Collected data
::::

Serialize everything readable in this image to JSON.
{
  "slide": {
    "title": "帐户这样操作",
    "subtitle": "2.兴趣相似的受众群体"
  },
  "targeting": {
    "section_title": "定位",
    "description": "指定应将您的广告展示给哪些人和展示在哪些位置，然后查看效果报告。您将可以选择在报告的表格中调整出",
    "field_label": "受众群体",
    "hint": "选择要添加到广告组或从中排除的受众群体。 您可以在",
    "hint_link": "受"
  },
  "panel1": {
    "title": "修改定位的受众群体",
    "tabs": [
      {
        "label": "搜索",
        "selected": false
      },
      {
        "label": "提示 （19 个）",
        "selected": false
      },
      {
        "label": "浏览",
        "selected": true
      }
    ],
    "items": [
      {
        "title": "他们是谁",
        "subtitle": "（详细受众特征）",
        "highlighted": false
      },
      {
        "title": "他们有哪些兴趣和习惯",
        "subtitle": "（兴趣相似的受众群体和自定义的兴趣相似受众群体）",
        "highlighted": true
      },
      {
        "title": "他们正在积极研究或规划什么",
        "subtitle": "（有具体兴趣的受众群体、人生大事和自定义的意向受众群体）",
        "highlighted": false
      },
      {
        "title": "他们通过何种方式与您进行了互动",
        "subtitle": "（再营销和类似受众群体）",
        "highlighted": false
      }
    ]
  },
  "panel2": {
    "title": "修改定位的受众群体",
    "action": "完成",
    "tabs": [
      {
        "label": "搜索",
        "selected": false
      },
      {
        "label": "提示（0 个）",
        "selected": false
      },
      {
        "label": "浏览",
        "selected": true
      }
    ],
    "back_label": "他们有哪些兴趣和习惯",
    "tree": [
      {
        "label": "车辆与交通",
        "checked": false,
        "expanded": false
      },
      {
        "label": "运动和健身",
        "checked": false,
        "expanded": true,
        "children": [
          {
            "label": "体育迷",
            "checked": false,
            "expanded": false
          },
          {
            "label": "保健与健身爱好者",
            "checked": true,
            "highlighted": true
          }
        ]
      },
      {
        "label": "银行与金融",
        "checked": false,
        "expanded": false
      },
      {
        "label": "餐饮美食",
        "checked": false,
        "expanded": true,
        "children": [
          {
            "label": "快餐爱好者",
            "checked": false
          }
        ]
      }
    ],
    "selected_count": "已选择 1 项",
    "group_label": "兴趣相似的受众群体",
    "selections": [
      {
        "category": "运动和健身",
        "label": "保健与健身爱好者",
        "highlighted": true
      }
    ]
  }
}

::::

*Written task*: Please quote the records above exactly, without skipping a line.

*Reply to the exercise*:
Serialize everything readable in this image to JSON.
{
  "slide": {
    "title": "帐户这样操作",
    "subtitle": "2.兴趣相似的受众群体"
  },
  "targeting": {
    "section_title": "定位",
    "description": "指定应将您的广告展示给哪些人和展示在哪些位置，然后查看效果报告。您将可以选择在报告的表格中调整出",
    "field_label": "受众群体",
    "hint": "选择要添加到广告组或从中排除的受众群体。 您可以在",
    "hint_link": "受"
  },
  "panel1": {
    "title": "修改定位的受众群体",
    "tabs": [
      {
        "label": "搜索",
        "selected": false
      },
      {
        "label": "提示 （19 个）",
        "selected": false
      },
      {
        "label": "浏览",
        "selected": true
      }
    ],
    "items": [
      {
        "title": "他们是谁",
        "subtitle": "（详细受众特征）",
        "highlighted": false
      },
      {
        "title": "他们有哪些兴趣和习惯",
        "subtitle": "（兴趣相似的受众群体和自定义的兴趣相似受众群体）",
        "highlighted": true
      },
      {
        "title": "他们正在积极研究或规划什么",
        "subtitle": "（有具体兴趣的受众群体、人生大事和自定义的意向受众群体）",
        "highlighted": false
      },
      {
        "title": "他们通过何种方式与您进行了互动",
        "subtitle": "（再营销和类似受众群体）",
        "highlighted": false
      }
    ]
  },
  "panel2": {
    "title": "修改定位的受众群体",
    "action": "完成",
    "tabs": [
      {
        "label": "搜索",
        "selected": false
      },
      {
        "label": "提示（0 个）",
        "selected": false
      },
      {
        "label": "浏览",
        "selected": true
      }
    ],
    "back_label": "他们有哪些兴趣和习惯",
    "tree": [
      {
        "label": "车辆与交通",
        "checked": false,
        "expanded": false
      },
      {
        "label": "运动和健身",
        "checked": false,
        "expanded": true,
        "children": [
          {
            "label": "体育迷",
            "checked": false,
            "expanded": false
          },
          {
            "label": "保健与健身爱好者",
            "checked": true,
            "highlighted": true
          }
        ]
      },
      {
        "label": "银行与金融",
        "checked": false,
        "expanded": false
      },
      {
        "label": "餐饮美食",
        "checked": false,
        "expanded": true,
        "children": [
          {
            "label": "快餐爱好者",
            "checked": false
          }
        ]
      }
    ],
    "selected_count": "已选择 1 项",
    "group_label": "兴趣相似的受众群体",
    "selections": [
      {
        "category": "运动和健身",
        "label": "保健与健身爱好者",
        "highlighted": true
      }
    ]
  }
}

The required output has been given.